# Start of DATA SECTION

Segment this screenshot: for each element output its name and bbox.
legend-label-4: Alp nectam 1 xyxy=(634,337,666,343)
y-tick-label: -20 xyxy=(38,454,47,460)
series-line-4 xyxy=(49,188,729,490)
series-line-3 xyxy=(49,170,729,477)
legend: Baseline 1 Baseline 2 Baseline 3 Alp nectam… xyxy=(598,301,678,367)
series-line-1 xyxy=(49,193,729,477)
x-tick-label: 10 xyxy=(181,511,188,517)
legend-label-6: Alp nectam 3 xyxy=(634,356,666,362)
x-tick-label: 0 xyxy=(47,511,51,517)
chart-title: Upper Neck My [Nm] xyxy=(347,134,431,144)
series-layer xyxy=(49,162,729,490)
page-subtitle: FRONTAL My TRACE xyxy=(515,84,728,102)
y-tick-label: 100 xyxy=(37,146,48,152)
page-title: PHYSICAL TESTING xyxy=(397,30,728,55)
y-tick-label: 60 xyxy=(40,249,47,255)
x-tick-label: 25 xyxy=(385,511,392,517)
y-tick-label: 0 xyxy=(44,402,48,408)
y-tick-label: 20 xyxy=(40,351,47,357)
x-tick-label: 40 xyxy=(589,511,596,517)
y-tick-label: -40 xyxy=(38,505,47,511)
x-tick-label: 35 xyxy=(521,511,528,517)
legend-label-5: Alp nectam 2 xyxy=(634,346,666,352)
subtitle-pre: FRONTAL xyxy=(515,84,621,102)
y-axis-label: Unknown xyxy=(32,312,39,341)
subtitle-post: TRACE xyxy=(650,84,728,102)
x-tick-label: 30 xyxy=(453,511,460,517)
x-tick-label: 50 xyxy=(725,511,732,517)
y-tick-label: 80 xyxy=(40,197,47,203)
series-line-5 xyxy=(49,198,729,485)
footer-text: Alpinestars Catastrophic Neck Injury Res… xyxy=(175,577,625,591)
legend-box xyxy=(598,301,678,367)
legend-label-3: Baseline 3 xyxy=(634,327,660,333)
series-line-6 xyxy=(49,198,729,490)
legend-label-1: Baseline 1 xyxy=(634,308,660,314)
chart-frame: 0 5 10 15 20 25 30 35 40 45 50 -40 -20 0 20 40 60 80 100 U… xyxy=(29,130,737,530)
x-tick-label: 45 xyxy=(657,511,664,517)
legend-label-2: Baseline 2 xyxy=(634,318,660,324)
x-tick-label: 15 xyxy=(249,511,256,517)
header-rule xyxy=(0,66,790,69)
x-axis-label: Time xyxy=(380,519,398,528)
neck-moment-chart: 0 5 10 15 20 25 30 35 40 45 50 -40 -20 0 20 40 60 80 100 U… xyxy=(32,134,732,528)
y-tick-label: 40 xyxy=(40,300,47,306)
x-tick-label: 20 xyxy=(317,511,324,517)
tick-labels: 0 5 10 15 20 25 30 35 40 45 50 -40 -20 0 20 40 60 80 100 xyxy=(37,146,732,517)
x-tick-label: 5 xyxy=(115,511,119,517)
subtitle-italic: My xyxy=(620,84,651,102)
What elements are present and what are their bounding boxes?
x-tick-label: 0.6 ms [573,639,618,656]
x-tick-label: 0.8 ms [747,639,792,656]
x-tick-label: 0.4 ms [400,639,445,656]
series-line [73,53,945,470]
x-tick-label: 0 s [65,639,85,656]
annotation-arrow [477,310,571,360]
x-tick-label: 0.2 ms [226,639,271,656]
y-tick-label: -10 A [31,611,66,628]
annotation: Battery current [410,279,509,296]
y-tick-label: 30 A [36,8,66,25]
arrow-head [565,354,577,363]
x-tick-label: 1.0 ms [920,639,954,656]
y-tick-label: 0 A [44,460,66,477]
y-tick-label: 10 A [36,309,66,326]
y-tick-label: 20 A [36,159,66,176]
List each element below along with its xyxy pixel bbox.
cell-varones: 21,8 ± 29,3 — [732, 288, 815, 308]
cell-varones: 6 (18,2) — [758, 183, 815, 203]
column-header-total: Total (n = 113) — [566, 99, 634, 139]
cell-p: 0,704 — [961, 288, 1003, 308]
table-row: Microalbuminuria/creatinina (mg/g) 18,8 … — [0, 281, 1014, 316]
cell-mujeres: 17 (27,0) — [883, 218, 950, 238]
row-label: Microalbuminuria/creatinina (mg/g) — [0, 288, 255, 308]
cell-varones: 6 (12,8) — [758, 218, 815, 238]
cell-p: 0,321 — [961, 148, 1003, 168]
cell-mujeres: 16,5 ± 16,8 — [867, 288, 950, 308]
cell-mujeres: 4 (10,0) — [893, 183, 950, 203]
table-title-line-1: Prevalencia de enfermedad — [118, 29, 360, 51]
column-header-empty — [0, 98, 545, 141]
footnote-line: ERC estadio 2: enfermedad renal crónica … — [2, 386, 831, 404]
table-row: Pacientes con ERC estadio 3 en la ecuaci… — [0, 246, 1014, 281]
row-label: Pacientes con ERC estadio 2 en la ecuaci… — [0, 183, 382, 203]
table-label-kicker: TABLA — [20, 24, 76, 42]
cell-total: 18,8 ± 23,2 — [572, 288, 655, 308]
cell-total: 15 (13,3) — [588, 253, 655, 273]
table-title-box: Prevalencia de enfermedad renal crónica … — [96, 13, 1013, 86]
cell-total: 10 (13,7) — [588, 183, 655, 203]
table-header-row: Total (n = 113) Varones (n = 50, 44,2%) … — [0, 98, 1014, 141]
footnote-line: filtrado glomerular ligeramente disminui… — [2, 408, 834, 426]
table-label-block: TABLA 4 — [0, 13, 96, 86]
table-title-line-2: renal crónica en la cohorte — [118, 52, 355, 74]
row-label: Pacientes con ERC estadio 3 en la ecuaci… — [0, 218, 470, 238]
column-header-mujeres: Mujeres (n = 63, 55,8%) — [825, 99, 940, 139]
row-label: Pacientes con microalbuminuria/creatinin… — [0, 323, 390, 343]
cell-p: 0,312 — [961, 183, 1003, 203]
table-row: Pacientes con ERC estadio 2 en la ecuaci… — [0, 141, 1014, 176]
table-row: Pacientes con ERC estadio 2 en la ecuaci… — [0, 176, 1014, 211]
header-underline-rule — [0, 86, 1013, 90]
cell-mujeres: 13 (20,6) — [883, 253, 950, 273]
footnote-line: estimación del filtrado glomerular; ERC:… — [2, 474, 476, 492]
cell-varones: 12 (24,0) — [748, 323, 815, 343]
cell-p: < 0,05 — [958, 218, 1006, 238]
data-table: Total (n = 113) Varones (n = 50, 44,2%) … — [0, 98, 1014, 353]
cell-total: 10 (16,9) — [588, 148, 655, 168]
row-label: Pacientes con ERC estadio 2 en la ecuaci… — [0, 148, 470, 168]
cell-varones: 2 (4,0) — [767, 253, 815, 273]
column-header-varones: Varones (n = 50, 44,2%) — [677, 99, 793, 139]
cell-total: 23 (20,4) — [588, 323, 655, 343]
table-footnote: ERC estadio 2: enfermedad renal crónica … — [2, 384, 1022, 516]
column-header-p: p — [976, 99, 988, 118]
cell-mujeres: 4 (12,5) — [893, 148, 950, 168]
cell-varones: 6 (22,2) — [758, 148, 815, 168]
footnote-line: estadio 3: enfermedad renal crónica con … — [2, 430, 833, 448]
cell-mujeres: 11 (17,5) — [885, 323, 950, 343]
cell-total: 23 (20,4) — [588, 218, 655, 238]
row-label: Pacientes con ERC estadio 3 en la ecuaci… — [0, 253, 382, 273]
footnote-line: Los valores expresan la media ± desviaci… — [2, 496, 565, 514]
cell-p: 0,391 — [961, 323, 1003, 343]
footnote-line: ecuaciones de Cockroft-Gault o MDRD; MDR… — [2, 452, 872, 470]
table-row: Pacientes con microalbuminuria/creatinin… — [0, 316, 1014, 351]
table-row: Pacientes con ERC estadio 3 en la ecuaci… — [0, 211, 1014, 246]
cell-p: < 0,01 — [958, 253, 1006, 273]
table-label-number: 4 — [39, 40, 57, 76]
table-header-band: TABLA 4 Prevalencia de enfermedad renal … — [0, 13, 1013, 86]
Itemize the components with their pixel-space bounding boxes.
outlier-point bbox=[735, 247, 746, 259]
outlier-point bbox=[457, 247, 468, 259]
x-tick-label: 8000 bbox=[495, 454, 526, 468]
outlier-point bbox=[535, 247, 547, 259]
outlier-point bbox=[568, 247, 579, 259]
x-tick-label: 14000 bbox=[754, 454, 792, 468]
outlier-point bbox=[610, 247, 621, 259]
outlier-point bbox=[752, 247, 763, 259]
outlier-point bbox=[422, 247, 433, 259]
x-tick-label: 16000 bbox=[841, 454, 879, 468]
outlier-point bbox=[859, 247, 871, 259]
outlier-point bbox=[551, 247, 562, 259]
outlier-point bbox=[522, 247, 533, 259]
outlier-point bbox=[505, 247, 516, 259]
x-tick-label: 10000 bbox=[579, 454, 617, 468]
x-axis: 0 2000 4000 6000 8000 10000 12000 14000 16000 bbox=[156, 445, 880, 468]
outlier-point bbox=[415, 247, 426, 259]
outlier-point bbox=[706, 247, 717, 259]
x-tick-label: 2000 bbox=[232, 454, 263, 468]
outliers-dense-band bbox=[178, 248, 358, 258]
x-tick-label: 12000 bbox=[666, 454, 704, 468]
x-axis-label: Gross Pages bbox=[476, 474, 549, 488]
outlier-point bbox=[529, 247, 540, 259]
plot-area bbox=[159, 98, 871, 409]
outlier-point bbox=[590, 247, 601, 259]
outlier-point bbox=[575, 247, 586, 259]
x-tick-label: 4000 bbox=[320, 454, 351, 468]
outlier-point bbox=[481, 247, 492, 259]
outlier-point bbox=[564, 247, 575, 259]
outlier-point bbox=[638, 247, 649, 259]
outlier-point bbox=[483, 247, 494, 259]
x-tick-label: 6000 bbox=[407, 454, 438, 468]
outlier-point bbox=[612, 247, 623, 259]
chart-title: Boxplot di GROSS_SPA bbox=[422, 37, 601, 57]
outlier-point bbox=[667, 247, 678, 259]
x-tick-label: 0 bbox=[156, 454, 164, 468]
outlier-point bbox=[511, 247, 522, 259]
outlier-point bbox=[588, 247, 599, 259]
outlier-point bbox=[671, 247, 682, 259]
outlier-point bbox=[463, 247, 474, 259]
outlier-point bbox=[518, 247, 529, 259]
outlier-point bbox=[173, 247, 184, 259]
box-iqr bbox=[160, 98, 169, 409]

# End of DATA SECTION

EXERCISE: Print the items above word for word, starting from their first line and ending with the line that contains "legend: Baseline 1", with both of those lines included.

ANSWER TO THE TASK:
Segment this screenshot: for each element output its name and bbox.
legend-label-4: Alp nectam 1 xyxy=(634,337,666,343)
y-tick-label: -20 xyxy=(38,454,47,460)
series-line-4 xyxy=(49,188,729,490)
series-line-3 xyxy=(49,170,729,477)
legend: Baseline 1 Baseline 2 Baseline 3 Alp nectam… xyxy=(598,301,678,367)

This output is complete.